- Text:
begin
Or some other name, data_rlc_prev is a bit confusing because it gets updated in the loop so then it's not the previous rlc anymore.

Brechtpd · 2023-02-06T17:22:55Z

+                    //      part.r_multi(bool)
+                    //      part.shift_factor(0..2^32) 2.pow(0..32)
+                    //      part.decode_factor(0..2^32) 2.pow(0..32)
+                    cb.require_boolean("r_multi", part.r_multi.clone());


If you add the lookup as you described in the comments, r_multi will be checked by the lookup so you won't need to check it's boolean using a custom gate, the lookup table will only contain 0 or 1 for the values so the check is already done by the lookup.

Brechtpd · 2023-02-06T17:38:57Z

+                        let mut shift_factor = 0;
+                        let mut decode_factor = 0;
+
+                        if code_len != 0 {


Can reuse code from compress_and_rlc?

Brechtpd · 2023-02-06T17:44:13Z

+            //      + data3 * decode_factor3 = huffman_code
+            //  3. num_bits0 + num_bits1 + num_bits2 + num_bits3 = huffman_code_length
+            let input = meta.query_advice(input, Rotation::cur());
+            let code = decode::data_expr(&parts);


As you're doing the part/row route, you'll have to be careful to correctly construct your table to return the correct data for each row between 0..MAX_PARTS. Perhaps you'll need to add some row_id to the lookup table or something like that. For example, because you're planning to decode the parts like data0 * decode_factor0 + data1 * decode_factor1 + data3 * decode_factor3, decode_factor may be row dependent, though not sure. Also the decoding could perhaps be done differently so this isn't necessary.

johntaiko · 2023-02-06T18:01:26Z

Because of the Rotaion::prev() is not woring in row zero, so I will reversal the table just like pi_circuit do.
end
- Record list:
begin
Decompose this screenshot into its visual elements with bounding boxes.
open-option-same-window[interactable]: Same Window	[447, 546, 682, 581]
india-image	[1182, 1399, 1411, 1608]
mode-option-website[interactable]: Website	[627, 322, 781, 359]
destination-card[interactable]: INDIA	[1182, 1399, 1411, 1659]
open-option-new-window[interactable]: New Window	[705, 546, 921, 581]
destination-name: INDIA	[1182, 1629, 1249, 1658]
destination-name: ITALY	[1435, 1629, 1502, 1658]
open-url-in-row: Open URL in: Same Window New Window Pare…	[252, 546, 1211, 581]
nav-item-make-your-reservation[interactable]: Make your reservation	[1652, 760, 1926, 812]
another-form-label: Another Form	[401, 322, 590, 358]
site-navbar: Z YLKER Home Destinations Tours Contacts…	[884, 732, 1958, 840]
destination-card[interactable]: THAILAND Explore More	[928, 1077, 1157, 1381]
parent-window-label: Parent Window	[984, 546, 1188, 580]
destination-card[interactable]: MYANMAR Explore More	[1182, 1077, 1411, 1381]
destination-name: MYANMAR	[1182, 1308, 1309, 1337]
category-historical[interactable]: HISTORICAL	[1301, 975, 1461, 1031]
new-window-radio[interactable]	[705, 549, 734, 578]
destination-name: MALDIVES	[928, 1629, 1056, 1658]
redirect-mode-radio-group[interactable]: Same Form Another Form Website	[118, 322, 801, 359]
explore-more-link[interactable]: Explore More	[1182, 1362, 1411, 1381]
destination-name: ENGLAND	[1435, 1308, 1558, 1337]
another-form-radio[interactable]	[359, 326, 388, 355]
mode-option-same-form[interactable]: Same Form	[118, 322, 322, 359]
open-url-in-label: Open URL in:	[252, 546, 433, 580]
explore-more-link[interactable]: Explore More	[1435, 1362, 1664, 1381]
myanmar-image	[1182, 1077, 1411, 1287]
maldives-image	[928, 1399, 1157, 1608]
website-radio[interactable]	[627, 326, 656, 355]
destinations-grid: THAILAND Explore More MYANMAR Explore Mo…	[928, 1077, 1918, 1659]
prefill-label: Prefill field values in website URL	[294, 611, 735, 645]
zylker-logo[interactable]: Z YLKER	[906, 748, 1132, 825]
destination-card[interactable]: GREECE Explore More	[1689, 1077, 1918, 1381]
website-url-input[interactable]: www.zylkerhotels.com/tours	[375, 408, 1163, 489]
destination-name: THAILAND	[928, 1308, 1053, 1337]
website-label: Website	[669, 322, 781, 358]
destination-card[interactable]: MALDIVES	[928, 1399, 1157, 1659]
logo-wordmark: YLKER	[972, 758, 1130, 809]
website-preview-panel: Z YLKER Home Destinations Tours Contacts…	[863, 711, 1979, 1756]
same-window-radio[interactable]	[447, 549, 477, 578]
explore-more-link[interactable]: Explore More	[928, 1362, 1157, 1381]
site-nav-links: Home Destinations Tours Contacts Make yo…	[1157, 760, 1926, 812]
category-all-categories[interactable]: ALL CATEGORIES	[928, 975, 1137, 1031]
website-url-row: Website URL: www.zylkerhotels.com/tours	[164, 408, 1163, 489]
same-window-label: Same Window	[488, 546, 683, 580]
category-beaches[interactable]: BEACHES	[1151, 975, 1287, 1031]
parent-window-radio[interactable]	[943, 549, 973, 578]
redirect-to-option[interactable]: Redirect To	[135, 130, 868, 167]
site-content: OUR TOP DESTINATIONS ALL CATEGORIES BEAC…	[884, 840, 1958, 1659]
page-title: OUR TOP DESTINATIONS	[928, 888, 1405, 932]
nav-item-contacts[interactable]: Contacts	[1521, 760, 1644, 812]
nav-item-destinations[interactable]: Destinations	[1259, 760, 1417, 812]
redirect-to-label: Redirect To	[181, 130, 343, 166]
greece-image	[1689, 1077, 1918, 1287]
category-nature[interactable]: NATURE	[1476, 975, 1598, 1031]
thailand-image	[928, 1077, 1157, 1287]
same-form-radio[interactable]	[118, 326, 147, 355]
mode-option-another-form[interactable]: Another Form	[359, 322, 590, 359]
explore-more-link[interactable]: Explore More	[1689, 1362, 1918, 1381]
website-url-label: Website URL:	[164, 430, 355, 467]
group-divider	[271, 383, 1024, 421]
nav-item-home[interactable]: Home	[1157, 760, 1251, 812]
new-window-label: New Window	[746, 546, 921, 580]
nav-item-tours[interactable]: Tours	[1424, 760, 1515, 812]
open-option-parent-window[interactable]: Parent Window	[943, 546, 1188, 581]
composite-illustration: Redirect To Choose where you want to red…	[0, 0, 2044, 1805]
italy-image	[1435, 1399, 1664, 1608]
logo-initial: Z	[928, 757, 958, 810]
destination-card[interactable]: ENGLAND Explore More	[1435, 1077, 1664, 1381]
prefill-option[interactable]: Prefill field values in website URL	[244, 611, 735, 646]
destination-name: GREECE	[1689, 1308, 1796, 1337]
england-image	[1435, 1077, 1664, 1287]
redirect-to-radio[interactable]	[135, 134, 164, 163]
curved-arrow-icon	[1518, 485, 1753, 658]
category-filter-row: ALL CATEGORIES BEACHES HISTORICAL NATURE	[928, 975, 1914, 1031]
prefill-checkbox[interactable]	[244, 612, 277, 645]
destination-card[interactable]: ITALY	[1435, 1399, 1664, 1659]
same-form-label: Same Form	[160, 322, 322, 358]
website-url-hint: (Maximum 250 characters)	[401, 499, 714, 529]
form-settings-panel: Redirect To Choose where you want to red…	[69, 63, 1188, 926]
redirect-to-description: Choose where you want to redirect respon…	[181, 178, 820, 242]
end
- Directive A:
Reproduce the review thread from "As you're doing" to "this isn't necessary.", word for word.
- Directive B:
Does the review thread agree with each of these statements? For each one, answer yes or no and quote the deciding words. (i) The name data_rlc_prev is confusing because the value gets updated in the loop. (ii) The reviewer is certain that decode_factor is row dependent. (iii) The lookup table for r_multi will hold only 0 or 1 for the values.

- Expected answer A:
As you're doing the part/row route, you'll have to be careful to correctly construct your table to return the correct data for each row between 0..MAX_PARTS. Perhaps you'll need to add some row_id to the lookup table or something like that. For example, because you're planning to decode the parts like data0 * decode_factor0 + data1 * decode_factor1 + data3 * decode_factor3, decode_factor may be row dependent, though not sure. Also the decoding could perhaps be done differently so this isn't necessary.

- Expected answer B:
(i) Yes: "it gets updated in the loop so then it's not the previous rlc anymore"
(ii) No: "decode_factor may be row dependent, though not sure"
(iii) Yes: "the lookup table will only contain 0 or 1 for the values"